§ **Goal of the exercise**
Can you reproduce every line of the data below word for word, with nothing added or left out?

··· Records supplied ···

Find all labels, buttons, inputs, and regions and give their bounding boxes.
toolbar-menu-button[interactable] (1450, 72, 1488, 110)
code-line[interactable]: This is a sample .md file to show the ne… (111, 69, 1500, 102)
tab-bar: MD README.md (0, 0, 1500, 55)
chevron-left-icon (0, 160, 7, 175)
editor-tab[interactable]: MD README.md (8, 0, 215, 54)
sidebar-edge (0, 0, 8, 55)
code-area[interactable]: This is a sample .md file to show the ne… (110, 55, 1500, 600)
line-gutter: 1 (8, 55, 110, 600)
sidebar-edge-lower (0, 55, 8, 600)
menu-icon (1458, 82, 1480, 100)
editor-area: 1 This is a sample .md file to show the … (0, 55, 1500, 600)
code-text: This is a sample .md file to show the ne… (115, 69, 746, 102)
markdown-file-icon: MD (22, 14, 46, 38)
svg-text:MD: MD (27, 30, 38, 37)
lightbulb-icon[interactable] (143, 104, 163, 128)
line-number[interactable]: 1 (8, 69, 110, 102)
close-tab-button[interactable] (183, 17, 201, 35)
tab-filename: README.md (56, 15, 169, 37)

···

§ **Answer for the task**
Find all labels, buttons, inputs, and regions and give their bounding boxes.
toolbar-menu-button[interactable] (1450, 72, 1488, 110)
code-line[interactable]: This is a sample .md file to show the ne… (111, 69, 1500, 102)
tab-bar: MD README.md (0, 0, 1500, 55)
chevron-left-icon (0, 160, 7, 175)
editor-tab[interactable]: MD README.md (8, 0, 215, 54)
sidebar-edge (0, 0, 8, 55)
code-area[interactable]: This is a sample .md file to show the ne… (110, 55, 1500, 600)
line-gutter: 1 (8, 55, 110, 600)
sidebar-edge-lower (0, 55, 8, 600)
menu-icon (1458, 82, 1480, 100)
editor-area: 1 This is a sample .md file to show the … (0, 55, 1500, 600)
code-text: This is a sample .md file to show the ne… (115, 69, 746, 102)
markdown-file-icon: MD (22, 14, 46, 38)
svg-text:MD: MD (27, 30, 38, 37)
lightbulb-icon[interactable] (143, 104, 163, 128)
line-number[interactable]: 1 (8, 69, 110, 102)
close-tab-button[interactable] (183, 17, 201, 35)
tab-filename: README.md (56, 15, 169, 37)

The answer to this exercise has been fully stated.